Texto para leitura:

☆ ☆ ☆

Alunos ouvintes de escola de Florianópolis aprendem libras em sala junto com colega surda

O trabalho de aprendizado da Língua Brasileira de Sinais começou a partir de Rafaella Silveira, 8 anos, que tem acompanhamento de professora intérprete

De uma forma natural e entusiasmada, os estudantes do 2º ano da Escola Municipal Brigadeiro Eduardo Gomes, no Campeche, Sul da Ilha, estão aprendendo libras (Língua Brasileira de Sinais). Duas vezes por semana, as crianças aprendem como se comunicar sem usar a oralidade, mas com gestos e expressões. Por meio de atividades lúdicas, imagens, jogos e desenhos eles vão conhecendo os sinais. Além de aprenderem uma nova maneira de conversar, os alunos também se comunicam com mais clareza com Rafaella Silveira, 8 anos, uma colega com surdez.

Flávio Tin/ND

Rafaella, aluna da Escola Brigadeiro Eduardo Gomes, faz o sinal de “amizade”

As aulas de libras foram motivadas pela presença de Rafaella, que desde o ano passado, quando entrou na escola, tem uma intérprete que a acompanha em sala de aula. O trabalho de inclusão dos estudantes que ainda não conheciam a linguagem que Rafaella estava habituada alcança não só os colegas, mas também pais e professores, que podem fazer aulas oferecidas pela escola no período noturno.

Quem ensina é o professor Renato Nilson das Chagas, também com surdez, junto com a professora intérprete Kátia Sandra Santos Hilarião. Mas em vez de inclusão, Renato prefere a palavra interação, que realmente descreve melhor o ambiente que os estudantes têm compartilhado. Ele explica que a alfabetização e aprendizado para criança que não ouve é diferente, mais focado nas imagens. “O ouvinte já conhece as palavras, o surdo precisa do significado, tem muita relação com o visual, então o processo de aprendizado da escrita e leitura é diferente”, diz.

☆ ☆ ☆

Dados para análise:
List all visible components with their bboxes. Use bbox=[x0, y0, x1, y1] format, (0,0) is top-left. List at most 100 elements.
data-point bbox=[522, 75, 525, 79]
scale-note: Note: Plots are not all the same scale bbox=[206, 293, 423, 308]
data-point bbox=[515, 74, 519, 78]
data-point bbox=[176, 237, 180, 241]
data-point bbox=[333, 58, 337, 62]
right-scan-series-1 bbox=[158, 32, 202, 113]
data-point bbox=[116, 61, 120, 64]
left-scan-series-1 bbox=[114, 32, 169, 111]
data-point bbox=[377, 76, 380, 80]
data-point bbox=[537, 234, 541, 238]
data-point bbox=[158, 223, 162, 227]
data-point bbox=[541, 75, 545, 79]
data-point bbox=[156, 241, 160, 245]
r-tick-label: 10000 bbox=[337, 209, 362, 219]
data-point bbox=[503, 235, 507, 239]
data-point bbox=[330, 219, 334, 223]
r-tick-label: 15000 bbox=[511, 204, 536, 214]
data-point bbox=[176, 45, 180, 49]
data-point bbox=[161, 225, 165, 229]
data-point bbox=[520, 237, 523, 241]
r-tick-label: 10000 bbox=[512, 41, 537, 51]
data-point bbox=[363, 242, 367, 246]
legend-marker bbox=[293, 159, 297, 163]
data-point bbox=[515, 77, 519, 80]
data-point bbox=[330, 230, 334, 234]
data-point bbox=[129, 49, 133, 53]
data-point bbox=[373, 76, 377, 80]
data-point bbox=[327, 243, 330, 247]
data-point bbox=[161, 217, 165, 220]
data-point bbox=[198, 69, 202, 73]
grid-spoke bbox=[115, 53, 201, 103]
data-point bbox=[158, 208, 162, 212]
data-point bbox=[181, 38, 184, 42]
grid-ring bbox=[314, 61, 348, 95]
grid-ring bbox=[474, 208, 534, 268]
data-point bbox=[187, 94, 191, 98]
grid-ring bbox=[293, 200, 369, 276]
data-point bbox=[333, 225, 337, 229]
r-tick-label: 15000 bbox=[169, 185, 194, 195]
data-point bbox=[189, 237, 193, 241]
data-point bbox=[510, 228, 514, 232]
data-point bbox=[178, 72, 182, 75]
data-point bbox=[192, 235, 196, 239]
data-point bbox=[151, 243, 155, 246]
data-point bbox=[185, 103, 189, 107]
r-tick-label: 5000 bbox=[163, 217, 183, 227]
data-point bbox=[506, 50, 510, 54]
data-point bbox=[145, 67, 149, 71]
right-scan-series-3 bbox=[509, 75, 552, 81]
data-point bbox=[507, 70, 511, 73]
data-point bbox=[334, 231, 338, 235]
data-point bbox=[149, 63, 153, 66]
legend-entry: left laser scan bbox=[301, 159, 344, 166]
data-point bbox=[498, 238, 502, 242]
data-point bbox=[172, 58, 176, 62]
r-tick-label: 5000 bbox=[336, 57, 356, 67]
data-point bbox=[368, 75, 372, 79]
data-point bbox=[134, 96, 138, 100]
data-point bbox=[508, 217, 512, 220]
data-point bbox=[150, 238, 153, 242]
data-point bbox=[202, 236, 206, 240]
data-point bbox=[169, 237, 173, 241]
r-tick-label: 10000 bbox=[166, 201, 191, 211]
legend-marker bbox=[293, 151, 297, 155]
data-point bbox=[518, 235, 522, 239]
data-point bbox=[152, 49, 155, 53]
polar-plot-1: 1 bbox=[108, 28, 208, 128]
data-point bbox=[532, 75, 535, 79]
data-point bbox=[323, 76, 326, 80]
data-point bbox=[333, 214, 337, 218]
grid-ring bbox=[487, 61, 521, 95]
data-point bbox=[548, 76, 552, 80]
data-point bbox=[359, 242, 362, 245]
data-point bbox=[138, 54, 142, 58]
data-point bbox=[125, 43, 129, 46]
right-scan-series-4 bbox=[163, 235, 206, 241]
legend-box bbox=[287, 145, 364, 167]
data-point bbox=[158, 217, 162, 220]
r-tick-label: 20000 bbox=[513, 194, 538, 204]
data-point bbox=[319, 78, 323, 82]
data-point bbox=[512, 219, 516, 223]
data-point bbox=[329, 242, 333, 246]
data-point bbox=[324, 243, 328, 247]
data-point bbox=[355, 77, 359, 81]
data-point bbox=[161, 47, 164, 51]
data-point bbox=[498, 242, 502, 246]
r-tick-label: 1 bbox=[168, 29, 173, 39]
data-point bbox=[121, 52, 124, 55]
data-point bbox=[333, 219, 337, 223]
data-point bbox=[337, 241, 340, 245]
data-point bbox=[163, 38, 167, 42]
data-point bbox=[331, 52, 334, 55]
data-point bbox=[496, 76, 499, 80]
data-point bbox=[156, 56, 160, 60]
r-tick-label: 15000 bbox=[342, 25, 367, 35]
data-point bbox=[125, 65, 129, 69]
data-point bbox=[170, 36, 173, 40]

☆ ☆ ☆

Tarefa a realizar: Continue o texto sobre as aulas de libras na escola do Campeche, começando logo após a última frase.

Resposta do exercício:
Rafaella diz que o sinal que mais gosta é o que representa a palavra aprender, e explica o motivo: “Para se comunicar”. Espontânea e expressiva, características importantes para quem se comunica com sinais, ela diz que todos podem aprender juntos e isso a deixa feliz. Quando precisa de algo emprestado ou quer emprestar algum material como lápis ou borracha, por exemplo, não precisa de intermediadores.

Aprendizado coletivo

Na sala de aula, as crianças fizeram um desenho da família e tinham que apresentar as obras e os familiares por meio de sinais. A experiência para Rodolfo Moreira, 8 anos, foi positiva e ele diz que quer ensinar o pai. “É bem legal porque a gente pode se comunicar com surdos e ouvintes. A gente faz sinais enquanto brinca, também para treinar, assim aprendemos mais rápido”, conta.

A facilidade de comunicação é o ponto principal apontado pelos alunos quando justificam o motivo de gostarem das aulas de libras, mas Lara Garcia, 8, gosta também dos sinais que identificam os colegas. “Em vez de soletrar o nome, a gente tem um sinal. O meu é por causa de uma pintinha que tenho no rosto e cada amigo tem o seu”, explica.

A professora intérprete Kátia Hilarião defende o aprendizado de libras de maneira coletiva e não apenas alguém para acompanhar o estudante que não ouve: “Se só eu estivesse falando em libras, o aluno surdo não conseguiria interagir tanto, eu teria que intermediar até o pedido de uma borracha emprestada. E o interessante é que eles querem se comunicar, eles se interessam em não depender de nós”, diz.

Além da sala aula

Para a professora da turma, Maike Moser, a experiência tem sido proveitosa. “Estou aprendendo aqui também. Eles crescem sabendo duas línguas e isso é muito enriquecedor, vejo-os conversando em sinais em lugares que tem que ter silêncio. Não preciso fazer intervenções, eles mesmos se resolvem na linguagem de sinais”, diz.

A mãe de Rafaella, Cristina Quinapp, se diz satisfeita com o trabalho e que o desenvolvimento da filha tem proporcionado novos aprendizados também para ela. Apesar de já ter estudado libras, Cristina conta que frequentemente Rafaella traz expressões e sinais novos que eles ainda não conheciam. “A experiência é positiva para ambos os lados na escola, isso que é inclusão, é como aprender inglês, um viver o mundo do outro, é uma troca”, resume.